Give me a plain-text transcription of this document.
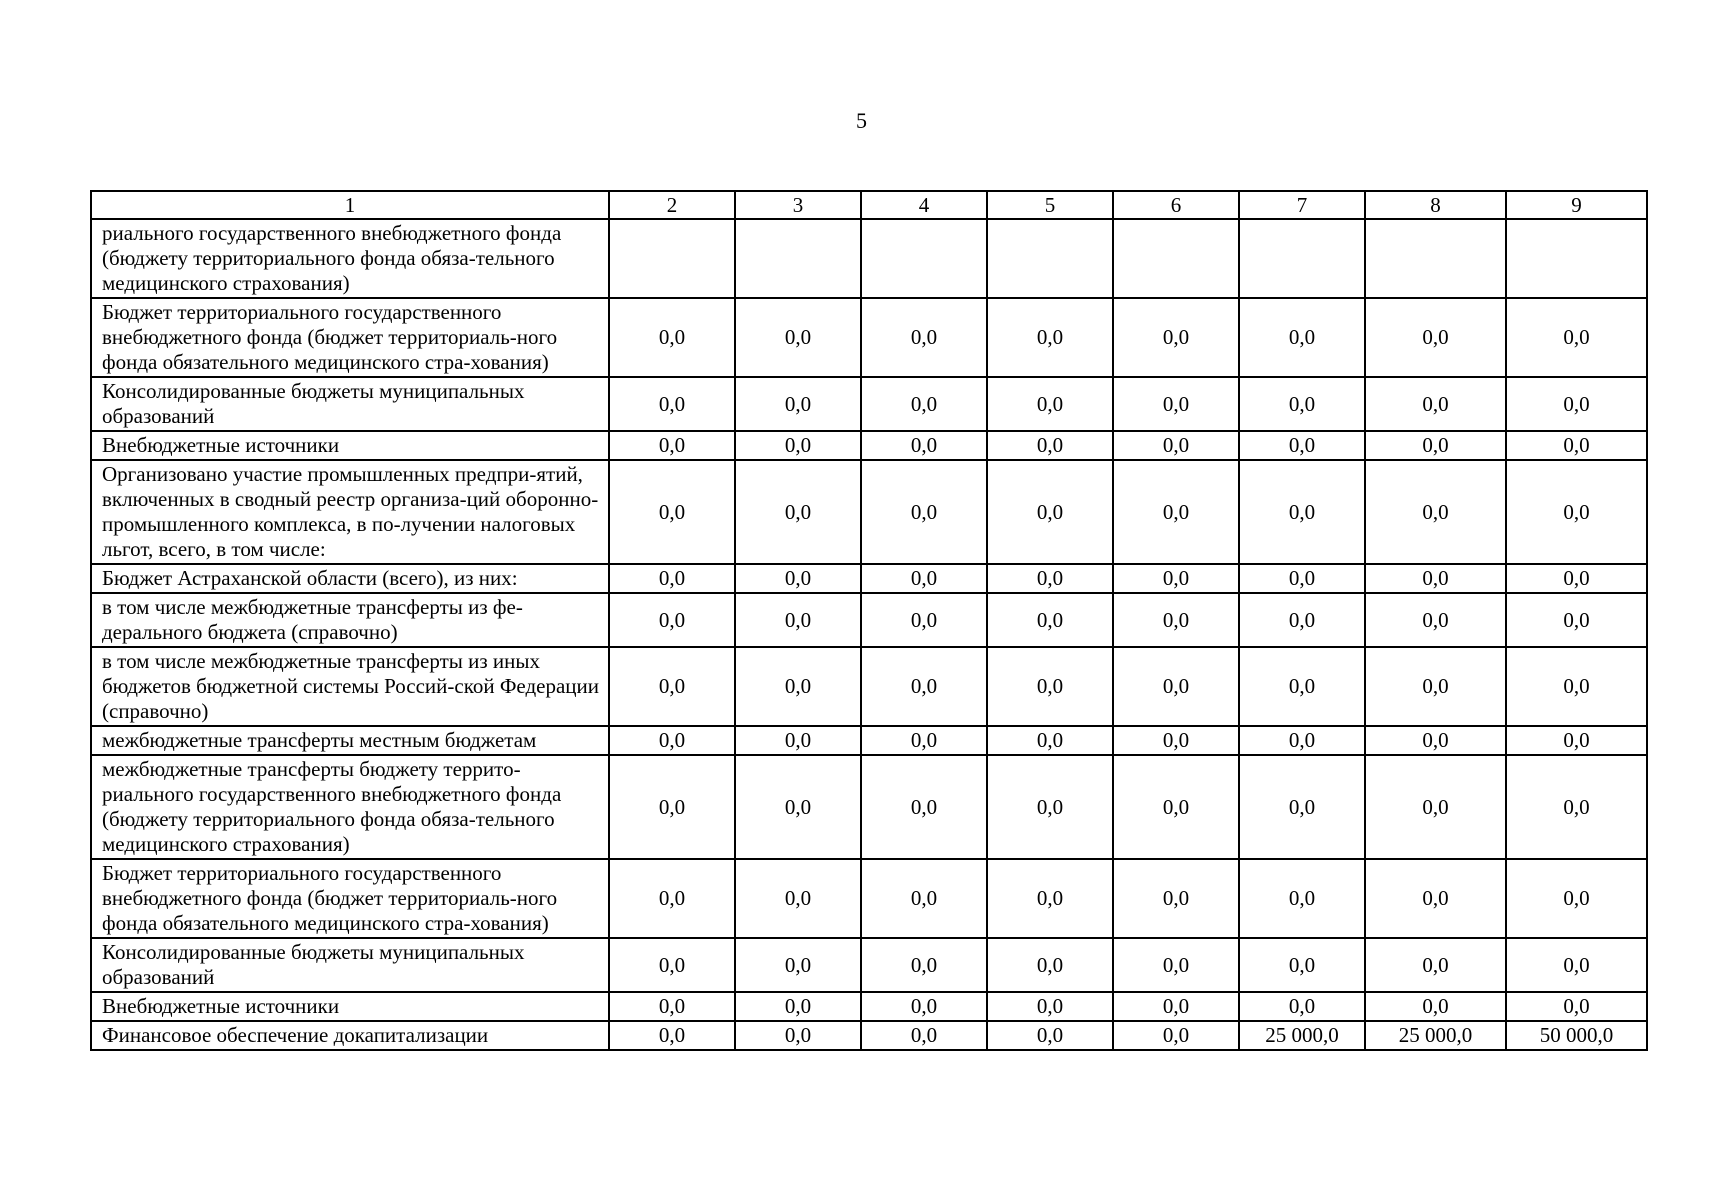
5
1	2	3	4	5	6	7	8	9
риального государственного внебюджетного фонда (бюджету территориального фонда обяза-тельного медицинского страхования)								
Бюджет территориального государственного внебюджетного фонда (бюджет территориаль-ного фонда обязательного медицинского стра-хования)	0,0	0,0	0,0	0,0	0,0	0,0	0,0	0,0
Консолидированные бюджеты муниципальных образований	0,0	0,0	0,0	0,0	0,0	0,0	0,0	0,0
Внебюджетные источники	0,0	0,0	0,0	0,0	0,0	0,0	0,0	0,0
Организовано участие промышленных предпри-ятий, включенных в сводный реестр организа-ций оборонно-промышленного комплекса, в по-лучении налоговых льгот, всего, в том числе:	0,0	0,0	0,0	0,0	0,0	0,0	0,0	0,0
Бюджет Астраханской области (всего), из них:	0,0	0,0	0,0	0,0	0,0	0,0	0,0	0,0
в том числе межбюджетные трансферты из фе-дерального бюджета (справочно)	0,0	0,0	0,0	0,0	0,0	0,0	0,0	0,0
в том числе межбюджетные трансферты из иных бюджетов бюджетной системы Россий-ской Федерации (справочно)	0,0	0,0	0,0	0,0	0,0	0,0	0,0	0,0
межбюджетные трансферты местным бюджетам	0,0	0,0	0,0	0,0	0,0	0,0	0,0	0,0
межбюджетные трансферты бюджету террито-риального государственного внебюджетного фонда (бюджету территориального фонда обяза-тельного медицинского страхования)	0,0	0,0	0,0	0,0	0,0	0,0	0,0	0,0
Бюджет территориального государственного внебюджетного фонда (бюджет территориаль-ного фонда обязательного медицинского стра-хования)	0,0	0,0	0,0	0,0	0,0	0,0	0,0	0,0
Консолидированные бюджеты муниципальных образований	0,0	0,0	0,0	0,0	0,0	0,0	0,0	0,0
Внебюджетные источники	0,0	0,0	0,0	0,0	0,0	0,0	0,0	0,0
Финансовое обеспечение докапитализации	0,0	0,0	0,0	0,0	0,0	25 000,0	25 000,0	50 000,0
==
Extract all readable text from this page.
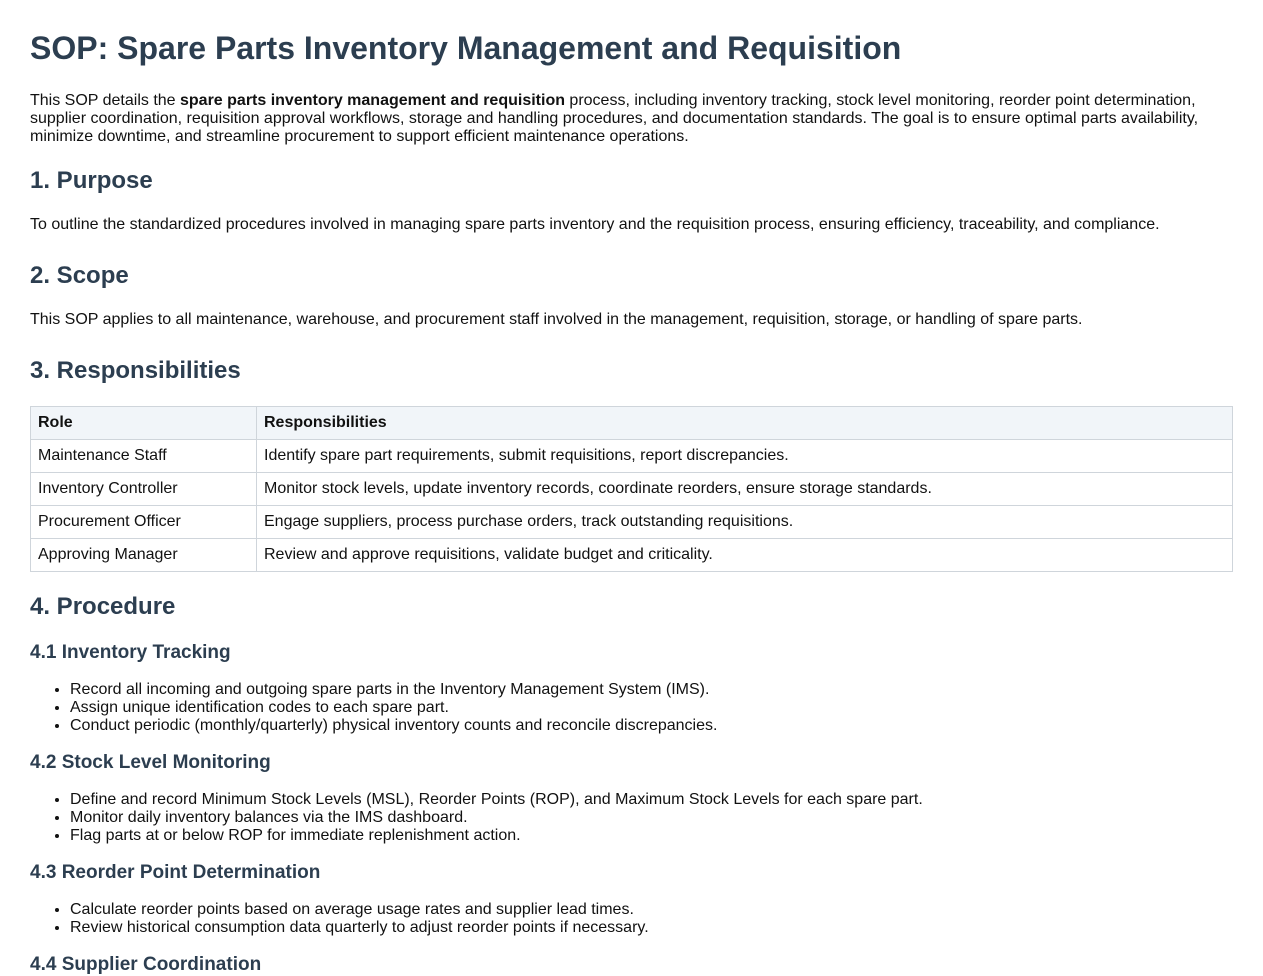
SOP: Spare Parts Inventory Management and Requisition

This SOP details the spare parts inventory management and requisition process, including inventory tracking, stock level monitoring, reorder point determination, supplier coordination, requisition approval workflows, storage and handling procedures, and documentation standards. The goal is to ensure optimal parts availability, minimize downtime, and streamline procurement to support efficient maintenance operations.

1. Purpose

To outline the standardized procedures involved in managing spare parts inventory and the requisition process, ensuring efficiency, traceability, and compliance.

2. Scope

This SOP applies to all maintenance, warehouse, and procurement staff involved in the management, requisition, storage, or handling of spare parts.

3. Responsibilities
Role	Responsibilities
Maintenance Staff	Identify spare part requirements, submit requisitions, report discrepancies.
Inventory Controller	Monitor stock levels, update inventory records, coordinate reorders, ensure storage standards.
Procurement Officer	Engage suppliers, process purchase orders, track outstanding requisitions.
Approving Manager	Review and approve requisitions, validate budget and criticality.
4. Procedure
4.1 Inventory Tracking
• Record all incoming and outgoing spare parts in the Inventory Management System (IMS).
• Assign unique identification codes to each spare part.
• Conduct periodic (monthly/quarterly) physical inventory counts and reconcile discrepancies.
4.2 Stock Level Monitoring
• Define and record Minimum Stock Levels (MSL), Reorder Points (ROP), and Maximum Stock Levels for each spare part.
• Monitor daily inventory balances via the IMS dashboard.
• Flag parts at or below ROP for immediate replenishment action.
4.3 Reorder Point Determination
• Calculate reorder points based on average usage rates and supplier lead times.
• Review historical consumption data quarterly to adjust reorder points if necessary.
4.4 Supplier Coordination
--
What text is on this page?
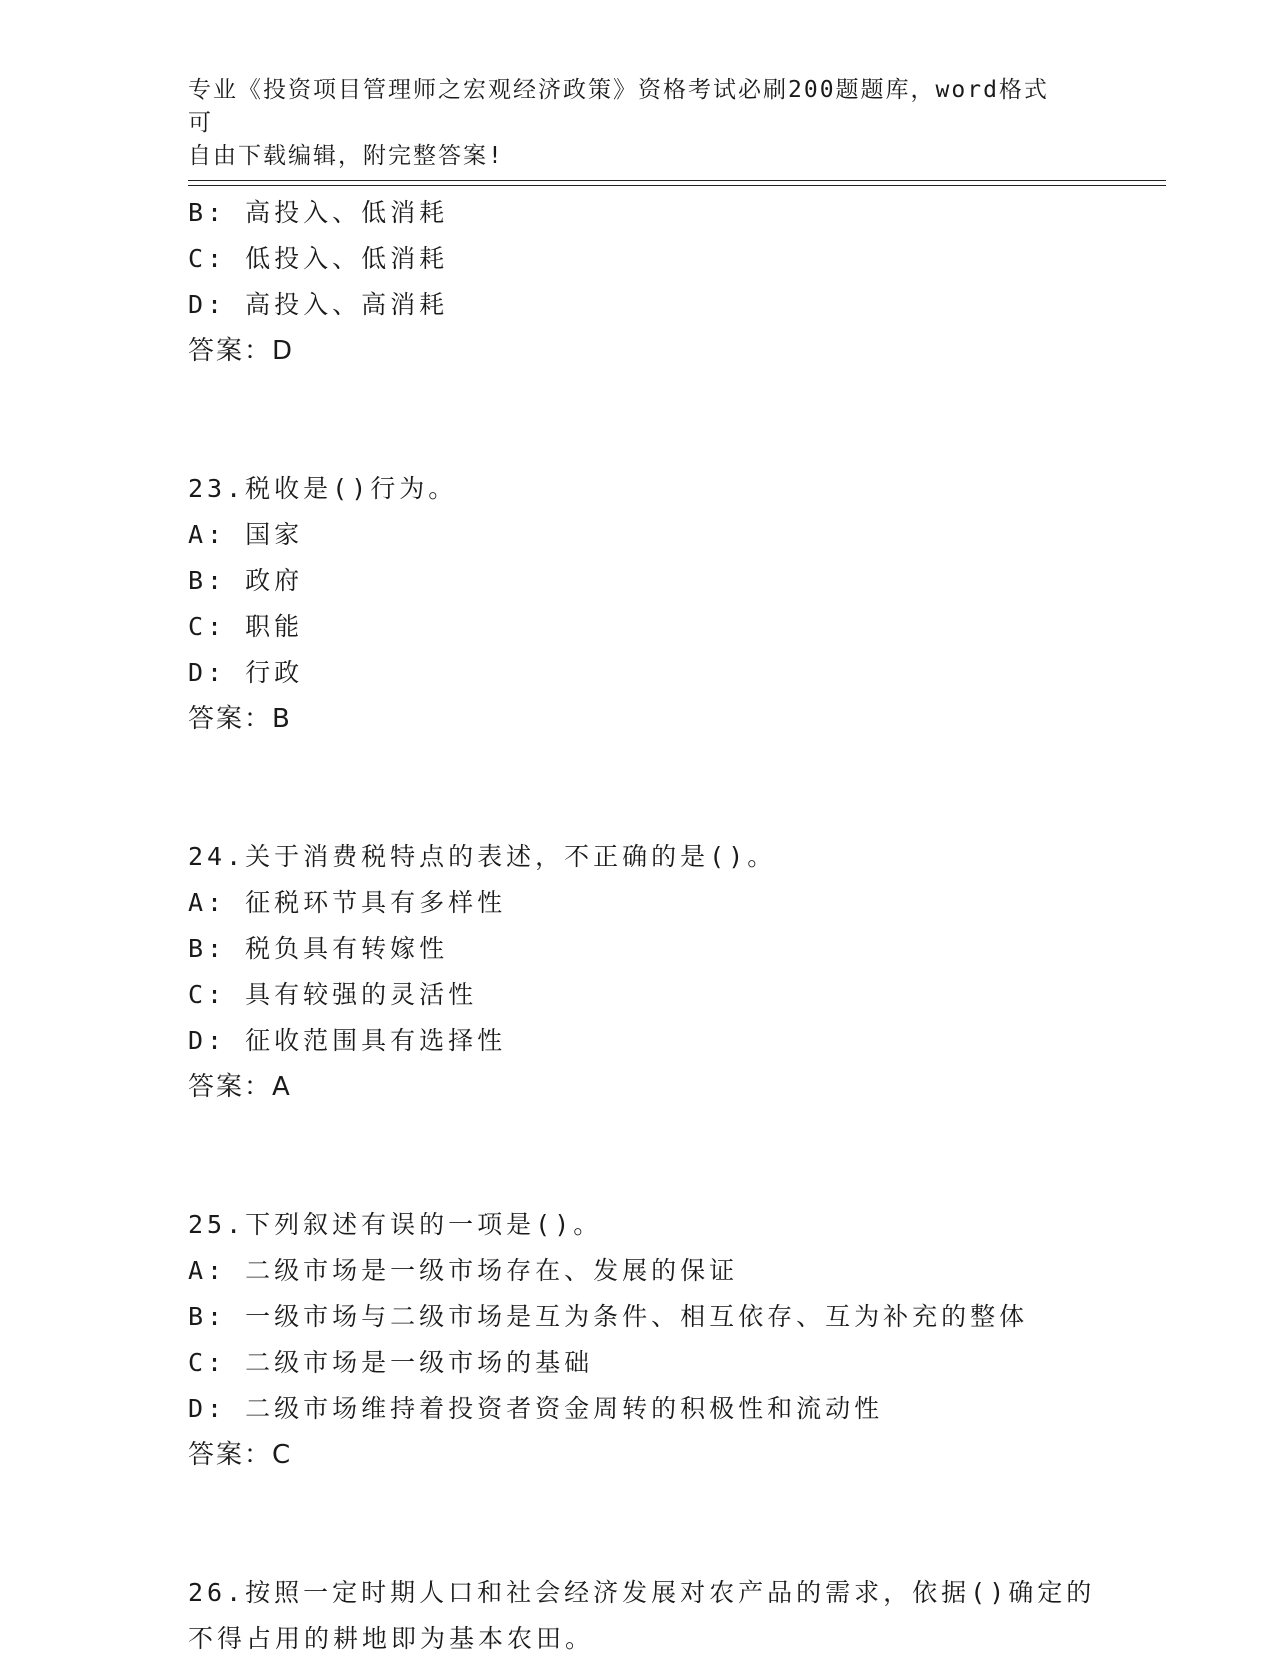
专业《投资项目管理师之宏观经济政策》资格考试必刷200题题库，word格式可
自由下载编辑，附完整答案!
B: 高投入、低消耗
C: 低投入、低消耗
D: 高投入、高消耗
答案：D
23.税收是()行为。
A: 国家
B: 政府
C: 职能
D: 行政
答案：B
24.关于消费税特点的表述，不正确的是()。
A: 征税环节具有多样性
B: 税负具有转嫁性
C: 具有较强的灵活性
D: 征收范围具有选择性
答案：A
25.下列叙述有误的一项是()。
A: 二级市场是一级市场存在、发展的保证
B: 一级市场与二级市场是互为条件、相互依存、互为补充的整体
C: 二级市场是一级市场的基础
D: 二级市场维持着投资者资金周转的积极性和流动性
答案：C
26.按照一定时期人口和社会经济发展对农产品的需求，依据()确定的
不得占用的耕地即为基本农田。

**Instruction**
Report each line in the data that holds the word "трансферты".

**Task result**
в том числе межбюджетные трансферты из фе-дерального бюджета (справочно)	0,0	0,0	0,0	0,0	0,0	0,0	0,0	0,0
в том числе межбюджетные трансферты из иных бюджетов бюджетной системы Россий-ской Федерации (справочно)	0,0	0,0	0,0	0,0	0,0	0,0	0,0	0,0
межбюджетные трансферты местным бюджетам	0,0	0,0	0,0	0,0	0,0	0,0	0,0	0,0
межбюджетные трансферты бюджету террито-риального государственного внебюджетного фонда (бюджету территориального фонда обяза-тельного медицинского страхования)	0,0	0,0	0,0	0,0	0,0	0,0	0,0	0,0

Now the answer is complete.